Start of Rows

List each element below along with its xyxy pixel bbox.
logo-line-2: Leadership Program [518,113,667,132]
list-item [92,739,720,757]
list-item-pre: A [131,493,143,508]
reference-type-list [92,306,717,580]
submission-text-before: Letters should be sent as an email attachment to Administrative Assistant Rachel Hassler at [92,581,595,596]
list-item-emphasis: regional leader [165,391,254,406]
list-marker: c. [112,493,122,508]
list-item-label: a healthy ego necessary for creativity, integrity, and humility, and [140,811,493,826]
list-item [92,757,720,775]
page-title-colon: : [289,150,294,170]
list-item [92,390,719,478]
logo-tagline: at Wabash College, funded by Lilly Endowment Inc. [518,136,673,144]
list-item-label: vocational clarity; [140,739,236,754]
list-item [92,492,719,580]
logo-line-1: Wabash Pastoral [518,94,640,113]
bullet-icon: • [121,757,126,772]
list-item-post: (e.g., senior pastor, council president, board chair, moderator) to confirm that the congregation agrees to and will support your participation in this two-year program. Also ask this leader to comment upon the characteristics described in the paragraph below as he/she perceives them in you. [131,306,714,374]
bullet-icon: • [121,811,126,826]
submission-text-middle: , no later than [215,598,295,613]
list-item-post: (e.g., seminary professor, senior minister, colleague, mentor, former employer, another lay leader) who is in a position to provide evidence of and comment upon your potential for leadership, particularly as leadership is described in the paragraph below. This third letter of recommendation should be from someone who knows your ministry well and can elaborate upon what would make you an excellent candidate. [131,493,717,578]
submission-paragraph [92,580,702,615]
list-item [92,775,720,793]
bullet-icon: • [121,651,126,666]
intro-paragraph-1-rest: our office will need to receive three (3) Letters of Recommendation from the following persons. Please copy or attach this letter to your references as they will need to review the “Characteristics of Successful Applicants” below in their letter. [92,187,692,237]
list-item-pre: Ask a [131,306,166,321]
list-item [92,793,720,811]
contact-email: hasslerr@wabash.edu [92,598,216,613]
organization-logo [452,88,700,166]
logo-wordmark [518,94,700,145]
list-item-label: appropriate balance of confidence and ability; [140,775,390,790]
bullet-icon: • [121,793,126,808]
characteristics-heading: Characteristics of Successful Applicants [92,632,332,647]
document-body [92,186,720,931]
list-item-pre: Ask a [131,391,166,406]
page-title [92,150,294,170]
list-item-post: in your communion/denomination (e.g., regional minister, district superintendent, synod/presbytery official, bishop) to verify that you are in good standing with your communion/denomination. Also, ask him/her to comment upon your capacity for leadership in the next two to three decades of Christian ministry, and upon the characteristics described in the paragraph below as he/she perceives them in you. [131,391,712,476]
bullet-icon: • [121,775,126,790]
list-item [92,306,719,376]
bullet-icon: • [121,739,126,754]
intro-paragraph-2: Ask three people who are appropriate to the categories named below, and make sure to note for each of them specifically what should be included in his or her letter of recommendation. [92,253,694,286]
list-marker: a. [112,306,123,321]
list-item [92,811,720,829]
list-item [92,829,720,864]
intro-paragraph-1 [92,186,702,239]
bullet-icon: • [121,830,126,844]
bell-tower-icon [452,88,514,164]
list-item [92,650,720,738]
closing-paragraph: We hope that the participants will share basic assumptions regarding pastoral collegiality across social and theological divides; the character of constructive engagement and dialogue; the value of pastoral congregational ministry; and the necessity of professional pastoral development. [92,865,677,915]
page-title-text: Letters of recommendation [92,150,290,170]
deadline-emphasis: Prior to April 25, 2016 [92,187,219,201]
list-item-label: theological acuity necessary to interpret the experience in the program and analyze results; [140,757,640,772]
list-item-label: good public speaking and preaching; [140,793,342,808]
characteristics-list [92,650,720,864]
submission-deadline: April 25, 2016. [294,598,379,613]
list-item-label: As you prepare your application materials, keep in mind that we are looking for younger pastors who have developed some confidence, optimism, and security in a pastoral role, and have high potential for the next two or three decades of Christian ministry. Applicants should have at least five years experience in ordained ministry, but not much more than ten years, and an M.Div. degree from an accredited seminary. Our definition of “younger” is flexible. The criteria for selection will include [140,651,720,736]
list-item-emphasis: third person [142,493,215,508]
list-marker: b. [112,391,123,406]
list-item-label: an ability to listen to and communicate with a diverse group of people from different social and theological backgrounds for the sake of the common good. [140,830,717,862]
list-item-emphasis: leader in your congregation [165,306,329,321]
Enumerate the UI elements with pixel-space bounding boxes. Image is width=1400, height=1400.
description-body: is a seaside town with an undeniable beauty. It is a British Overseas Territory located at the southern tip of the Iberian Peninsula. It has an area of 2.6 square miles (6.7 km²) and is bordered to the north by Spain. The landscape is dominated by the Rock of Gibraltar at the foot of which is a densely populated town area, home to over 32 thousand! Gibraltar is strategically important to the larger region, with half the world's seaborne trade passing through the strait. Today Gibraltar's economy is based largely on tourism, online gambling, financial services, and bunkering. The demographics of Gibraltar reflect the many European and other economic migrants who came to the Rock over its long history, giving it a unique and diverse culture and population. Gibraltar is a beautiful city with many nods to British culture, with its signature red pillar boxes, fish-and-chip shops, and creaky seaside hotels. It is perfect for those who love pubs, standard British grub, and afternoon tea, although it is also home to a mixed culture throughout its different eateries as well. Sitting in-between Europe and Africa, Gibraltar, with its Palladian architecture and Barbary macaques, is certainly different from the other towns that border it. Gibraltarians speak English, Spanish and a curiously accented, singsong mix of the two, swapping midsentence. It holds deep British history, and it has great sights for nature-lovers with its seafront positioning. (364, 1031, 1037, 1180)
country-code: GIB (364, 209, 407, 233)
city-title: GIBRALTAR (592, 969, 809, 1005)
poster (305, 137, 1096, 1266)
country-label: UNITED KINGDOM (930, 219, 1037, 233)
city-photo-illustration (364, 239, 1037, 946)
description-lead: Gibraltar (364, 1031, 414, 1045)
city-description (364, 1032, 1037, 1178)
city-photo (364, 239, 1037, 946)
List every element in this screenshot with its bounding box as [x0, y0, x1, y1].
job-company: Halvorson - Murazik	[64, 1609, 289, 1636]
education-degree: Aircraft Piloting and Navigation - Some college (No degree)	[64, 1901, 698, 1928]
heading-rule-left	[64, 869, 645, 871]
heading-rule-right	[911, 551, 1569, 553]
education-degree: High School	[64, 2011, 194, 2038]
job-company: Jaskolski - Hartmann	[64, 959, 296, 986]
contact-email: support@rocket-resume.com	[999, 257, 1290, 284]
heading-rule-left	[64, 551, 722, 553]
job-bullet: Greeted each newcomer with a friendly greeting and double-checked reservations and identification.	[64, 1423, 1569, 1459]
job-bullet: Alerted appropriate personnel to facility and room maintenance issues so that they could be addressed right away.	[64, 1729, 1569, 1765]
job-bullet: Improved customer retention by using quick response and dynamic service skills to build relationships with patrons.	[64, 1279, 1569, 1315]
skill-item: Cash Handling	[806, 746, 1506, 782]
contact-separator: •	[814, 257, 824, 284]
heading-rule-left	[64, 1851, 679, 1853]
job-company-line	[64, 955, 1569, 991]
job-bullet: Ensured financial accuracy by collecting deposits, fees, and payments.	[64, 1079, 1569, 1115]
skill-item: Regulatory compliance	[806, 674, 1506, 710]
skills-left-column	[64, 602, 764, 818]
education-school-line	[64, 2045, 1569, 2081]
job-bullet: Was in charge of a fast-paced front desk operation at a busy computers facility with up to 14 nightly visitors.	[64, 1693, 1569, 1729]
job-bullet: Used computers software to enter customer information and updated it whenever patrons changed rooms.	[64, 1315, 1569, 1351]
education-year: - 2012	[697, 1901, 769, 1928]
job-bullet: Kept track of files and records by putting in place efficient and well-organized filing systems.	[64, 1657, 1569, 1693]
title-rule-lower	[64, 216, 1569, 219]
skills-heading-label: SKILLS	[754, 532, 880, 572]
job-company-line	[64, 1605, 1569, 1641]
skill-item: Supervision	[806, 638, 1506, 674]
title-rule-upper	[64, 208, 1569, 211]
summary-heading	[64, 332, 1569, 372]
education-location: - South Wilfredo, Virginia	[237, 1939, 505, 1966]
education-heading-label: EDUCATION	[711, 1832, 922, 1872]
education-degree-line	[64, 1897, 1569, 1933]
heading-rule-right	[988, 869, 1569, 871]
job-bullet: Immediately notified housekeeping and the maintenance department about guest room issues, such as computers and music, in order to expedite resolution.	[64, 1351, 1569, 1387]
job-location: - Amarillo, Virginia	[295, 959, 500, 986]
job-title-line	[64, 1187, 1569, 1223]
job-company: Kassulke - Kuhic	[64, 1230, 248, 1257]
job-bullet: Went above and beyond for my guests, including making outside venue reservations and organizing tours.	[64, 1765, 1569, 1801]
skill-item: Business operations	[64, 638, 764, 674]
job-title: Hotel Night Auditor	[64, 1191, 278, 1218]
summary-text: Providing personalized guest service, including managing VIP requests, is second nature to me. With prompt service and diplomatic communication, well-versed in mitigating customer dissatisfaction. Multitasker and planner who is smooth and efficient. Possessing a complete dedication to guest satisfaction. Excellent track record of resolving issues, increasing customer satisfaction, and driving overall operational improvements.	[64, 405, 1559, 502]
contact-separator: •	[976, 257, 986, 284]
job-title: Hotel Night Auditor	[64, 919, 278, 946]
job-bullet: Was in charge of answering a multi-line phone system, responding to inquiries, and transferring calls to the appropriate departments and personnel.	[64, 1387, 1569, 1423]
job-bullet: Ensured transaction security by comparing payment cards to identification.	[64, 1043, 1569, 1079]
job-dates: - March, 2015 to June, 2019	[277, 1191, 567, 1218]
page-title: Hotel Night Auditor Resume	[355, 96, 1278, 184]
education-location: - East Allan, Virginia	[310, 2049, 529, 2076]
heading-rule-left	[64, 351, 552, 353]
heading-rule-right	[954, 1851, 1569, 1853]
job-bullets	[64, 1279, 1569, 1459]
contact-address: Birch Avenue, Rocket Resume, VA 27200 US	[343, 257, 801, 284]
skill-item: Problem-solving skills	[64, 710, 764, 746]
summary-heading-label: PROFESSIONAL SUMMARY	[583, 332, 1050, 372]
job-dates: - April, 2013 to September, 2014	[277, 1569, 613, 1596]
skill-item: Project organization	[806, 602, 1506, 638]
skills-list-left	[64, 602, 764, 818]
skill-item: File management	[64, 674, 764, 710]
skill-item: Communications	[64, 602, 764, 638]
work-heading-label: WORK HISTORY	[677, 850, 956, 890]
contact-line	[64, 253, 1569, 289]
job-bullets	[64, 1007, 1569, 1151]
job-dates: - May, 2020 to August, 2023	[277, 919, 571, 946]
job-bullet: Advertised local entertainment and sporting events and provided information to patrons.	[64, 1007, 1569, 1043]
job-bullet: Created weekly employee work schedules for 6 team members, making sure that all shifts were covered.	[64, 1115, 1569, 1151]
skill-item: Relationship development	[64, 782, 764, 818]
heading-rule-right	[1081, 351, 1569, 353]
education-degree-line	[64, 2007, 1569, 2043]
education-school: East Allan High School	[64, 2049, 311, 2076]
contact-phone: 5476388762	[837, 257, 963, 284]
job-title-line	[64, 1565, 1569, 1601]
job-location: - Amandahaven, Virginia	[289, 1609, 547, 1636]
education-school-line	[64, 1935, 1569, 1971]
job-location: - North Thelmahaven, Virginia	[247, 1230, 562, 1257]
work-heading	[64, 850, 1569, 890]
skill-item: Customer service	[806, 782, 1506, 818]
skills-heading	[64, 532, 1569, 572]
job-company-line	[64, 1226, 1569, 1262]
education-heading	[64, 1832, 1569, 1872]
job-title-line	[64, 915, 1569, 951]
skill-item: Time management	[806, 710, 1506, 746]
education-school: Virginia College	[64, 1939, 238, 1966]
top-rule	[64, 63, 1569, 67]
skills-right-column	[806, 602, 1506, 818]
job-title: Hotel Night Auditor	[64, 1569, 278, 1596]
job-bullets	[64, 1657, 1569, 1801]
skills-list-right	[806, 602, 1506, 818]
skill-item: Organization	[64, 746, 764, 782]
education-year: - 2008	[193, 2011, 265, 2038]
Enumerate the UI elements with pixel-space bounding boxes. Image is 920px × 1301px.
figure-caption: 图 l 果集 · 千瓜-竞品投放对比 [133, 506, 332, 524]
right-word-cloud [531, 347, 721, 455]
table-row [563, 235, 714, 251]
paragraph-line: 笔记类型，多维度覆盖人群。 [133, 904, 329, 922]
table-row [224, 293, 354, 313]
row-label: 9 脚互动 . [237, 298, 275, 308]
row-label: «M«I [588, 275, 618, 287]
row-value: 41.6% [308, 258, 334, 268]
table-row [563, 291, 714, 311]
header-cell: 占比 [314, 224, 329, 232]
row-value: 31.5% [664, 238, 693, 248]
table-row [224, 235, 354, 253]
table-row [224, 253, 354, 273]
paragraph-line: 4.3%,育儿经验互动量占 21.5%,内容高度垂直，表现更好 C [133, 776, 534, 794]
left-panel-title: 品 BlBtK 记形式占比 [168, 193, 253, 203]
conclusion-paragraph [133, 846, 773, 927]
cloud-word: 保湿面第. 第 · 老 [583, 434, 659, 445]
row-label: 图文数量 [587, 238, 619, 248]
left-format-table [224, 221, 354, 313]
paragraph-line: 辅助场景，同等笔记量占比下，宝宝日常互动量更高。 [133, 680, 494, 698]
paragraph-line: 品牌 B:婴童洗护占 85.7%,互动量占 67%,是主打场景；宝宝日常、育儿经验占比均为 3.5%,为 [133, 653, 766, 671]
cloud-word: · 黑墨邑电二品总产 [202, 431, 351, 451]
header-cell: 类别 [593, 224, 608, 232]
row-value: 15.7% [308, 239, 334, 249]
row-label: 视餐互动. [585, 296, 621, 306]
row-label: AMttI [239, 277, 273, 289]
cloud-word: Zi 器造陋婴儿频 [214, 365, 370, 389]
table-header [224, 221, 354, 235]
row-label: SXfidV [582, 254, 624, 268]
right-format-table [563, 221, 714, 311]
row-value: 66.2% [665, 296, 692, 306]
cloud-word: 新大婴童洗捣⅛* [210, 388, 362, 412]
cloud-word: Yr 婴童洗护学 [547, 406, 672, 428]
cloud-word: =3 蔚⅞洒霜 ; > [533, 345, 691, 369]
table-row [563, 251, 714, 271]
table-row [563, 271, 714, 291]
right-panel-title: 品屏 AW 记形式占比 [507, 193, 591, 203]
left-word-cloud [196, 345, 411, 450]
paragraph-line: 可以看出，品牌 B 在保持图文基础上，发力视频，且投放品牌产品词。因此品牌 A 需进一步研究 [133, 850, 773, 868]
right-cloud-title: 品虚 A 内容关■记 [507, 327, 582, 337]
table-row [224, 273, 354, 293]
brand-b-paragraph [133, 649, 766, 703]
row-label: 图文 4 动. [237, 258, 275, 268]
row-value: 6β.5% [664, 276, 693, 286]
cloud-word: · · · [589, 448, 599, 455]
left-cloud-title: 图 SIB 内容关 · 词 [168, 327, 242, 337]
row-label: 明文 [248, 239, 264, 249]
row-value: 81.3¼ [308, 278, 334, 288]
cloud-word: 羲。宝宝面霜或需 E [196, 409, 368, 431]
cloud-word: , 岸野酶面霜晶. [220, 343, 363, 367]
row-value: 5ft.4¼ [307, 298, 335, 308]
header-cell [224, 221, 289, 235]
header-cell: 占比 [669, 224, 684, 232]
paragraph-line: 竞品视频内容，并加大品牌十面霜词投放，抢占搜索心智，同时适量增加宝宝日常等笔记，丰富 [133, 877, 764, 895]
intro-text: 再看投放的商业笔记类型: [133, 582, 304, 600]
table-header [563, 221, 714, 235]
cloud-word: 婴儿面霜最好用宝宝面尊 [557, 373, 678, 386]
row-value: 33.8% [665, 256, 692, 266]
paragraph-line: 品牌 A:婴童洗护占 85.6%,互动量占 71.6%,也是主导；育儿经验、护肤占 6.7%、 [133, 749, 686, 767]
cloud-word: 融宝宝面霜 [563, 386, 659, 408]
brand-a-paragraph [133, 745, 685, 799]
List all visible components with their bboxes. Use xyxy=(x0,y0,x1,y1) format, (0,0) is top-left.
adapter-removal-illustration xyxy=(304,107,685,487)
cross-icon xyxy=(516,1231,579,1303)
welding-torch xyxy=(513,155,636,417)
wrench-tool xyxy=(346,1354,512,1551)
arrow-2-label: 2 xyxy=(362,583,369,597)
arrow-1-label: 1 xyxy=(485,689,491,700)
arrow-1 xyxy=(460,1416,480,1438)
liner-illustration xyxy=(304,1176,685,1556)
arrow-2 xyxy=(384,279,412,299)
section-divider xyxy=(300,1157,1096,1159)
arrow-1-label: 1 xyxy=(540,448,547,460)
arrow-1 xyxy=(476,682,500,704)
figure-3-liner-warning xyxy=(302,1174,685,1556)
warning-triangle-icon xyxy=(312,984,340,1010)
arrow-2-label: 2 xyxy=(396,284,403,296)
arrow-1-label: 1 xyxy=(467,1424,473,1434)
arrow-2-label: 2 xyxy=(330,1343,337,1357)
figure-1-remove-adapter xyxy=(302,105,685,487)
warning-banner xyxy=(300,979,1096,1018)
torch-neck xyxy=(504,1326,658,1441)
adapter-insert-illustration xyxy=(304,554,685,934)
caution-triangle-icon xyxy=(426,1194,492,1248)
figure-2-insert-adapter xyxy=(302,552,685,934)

End of Rows

Your goal — Can you give the records again from the start through the line containing "submission-text-middle: , no", both ends included, with "bullet-icon" changed to "bullet-marker" and everything else unchanged?

Exercise answer —
List each element below along with its xyxy pixel bbox.
logo-line-2: Leadership Program [518,113,667,132]
list-item [92,739,720,757]
list-item-pre: A [131,493,143,508]
reference-type-list [92,306,717,580]
submission-text-before: Letters should be sent as an email attachment to Administrative Assistant Rachel Hassler at [92,581,595,596]
list-item-emphasis: regional leader [165,391,254,406]
list-marker: c. [112,493,122,508]
list-item-label: a healthy ego necessary for creativity, integrity, and humility, and [140,811,493,826]
list-item [92,757,720,775]
page-title-colon: : [289,150,294,170]
list-item [92,390,719,478]
logo-tagline: at Wabash College, funded by Lilly Endowment Inc. [518,136,673,144]
list-item-label: vocational clarity; [140,739,236,754]
list-item [92,492,719,580]
logo-line-1: Wabash Pastoral [518,94,640,113]
bullet-marker: • [121,757,126,772]
list-item-post: (e.g., senior pastor, council president, board chair, moderator) to confirm that the congregation agrees to and will support your participation in this two-year program. Also ask this leader to comment upon the characteristics described in the paragraph below as he/she perceives them in you. [131,306,714,374]
bullet-marker: • [121,811,126,826]
submission-text-middle: , no later than [215,598,295,613]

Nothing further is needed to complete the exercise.